** Start WORKING DATA **

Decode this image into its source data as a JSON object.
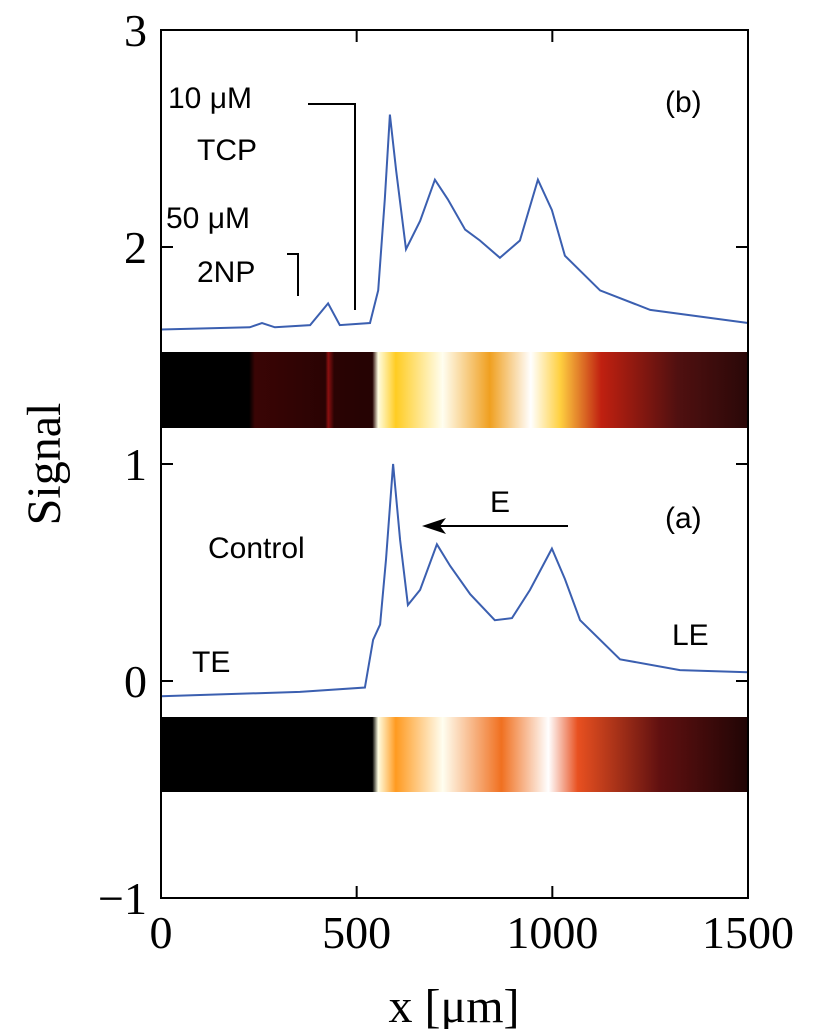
{
  "chart_data": {
    "type": "line",
    "x_label": "x [μm]",
    "y_label": "Signal",
    "xlim": [
      0,
      1500
    ],
    "ylim": [
      -1,
      3
    ],
    "xticks": [
      0,
      500,
      1000,
      1500
    ],
    "yticks": [
      {
        "value": -1,
        "label": "−1"
      },
      0,
      1,
      2,
      3
    ],
    "annotations": {
      "b_conc1": "10 μM",
      "b_name1": "TCP",
      "b_conc2": "50 μM",
      "b_name2": "2NP",
      "b_panel": "(b)",
      "a_panel": "(a)",
      "a_field": "E",
      "a_label": "Control",
      "a_te": "TE",
      "a_le": "LE"
    },
    "series": [
      {
        "name": "(b)",
        "color": "#3b5fb0",
        "x": [
          0,
          227,
          258,
          291,
          381,
          427,
          457,
          534,
          555,
          572,
          585,
          601,
          626,
          662,
          700,
          733,
          777,
          815,
          866,
          917,
          963,
          999,
          1032,
          1122,
          1250,
          1500
        ],
        "values": [
          1.62,
          1.63,
          1.65,
          1.63,
          1.64,
          1.74,
          1.64,
          1.65,
          1.8,
          2.22,
          2.61,
          2.35,
          1.99,
          2.12,
          2.31,
          2.22,
          2.08,
          2.03,
          1.95,
          2.03,
          2.31,
          2.17,
          1.96,
          1.8,
          1.71,
          1.65
        ]
      },
      {
        "name": "(a)",
        "color": "#3b5fb0",
        "x": [
          0,
          355,
          521,
          542,
          560,
          575,
          593,
          611,
          631,
          662,
          705,
          739,
          790,
          853,
          897,
          943,
          999,
          1032,
          1071,
          1173,
          1326,
          1500
        ],
        "values": [
          -0.07,
          -0.05,
          -0.03,
          0.19,
          0.26,
          0.56,
          1.0,
          0.65,
          0.35,
          0.42,
          0.63,
          0.53,
          0.4,
          0.28,
          0.29,
          0.42,
          0.61,
          0.47,
          0.28,
          0.1,
          0.05,
          0.04
        ]
      }
    ]
  }
}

** End WORKING DATA **

THE REQUEST
Copy the whole of the material above exactly, but not its images.

EXERCISE OUTPUT
Decode this image into its source data as a JSON object.
{
  "chart_data": {
    "type": "line",
    "x_label": "x [μm]",
    "y_label": "Signal",
    "xlim": [
      0,
      1500
    ],
    "ylim": [
      -1,
      3
    ],
    "xticks": [
      0,
      500,
      1000,
      1500
    ],
    "yticks": [
      {
        "value": -1,
        "label": "−1"
      },
      0,
      1,
      2,
      3
    ],
    "annotations": {
      "b_conc1": "10 μM",
      "b_name1": "TCP",
      "b_conc2": "50 μM",
      "b_name2": "2NP",
      "b_panel": "(b)",
      "a_panel": "(a)",
      "a_field": "E",
      "a_label": "Control",
      "a_te": "TE",
      "a_le": "LE"
    },
    "series": [
      {
        "name": "(b)",
        "color": "#3b5fb0",
        "x": [
          0,
          227,
          258,
          291,
          381,
          427,
          457,
          534,
          555,
          572,
          585,
          601,
          626,
          662,
          700,
          733,
          777,
          815,
          866,
          917,
          963,
          999,
          1032,
          1122,
          1250,
          1500
        ],
        "values": [
          1.62,
          1.63,
          1.65,
          1.63,
          1.64,
          1.74,
          1.64,
          1.65,
          1.8,
          2.22,
          2.61,
          2.35,
          1.99,
          2.12,
          2.31,
          2.22,
          2.08,
          2.03,
          1.95,
          2.03,
          2.31,
          2.17,
          1.96,
          1.8,
          1.71,
          1.65
        ]
      },
      {
        "name": "(a)",
        "color": "#3b5fb0",
        "x": [
          0,
          355,
          521,
          542,
          560,
          575,
          593,
          611,
          631,
          662,
          705,
          739,
          790,
          853,
          897,
          943,
          999,
          1032,
          1071,
          1173,
          1326,
          1500
        ],
        "values": [
          -0.07,
          -0.05,
          -0.03,
          0.19,
          0.26,
          0.56,
          1.0,
          0.65,
          0.35,
          0.42,
          0.63,
          0.53,
          0.4,
          0.28,
          0.29,
          0.42,
          0.61,
          0.47,
          0.28,
          0.1,
          0.05,
          0.04
        ]
      }
    ]
  }
}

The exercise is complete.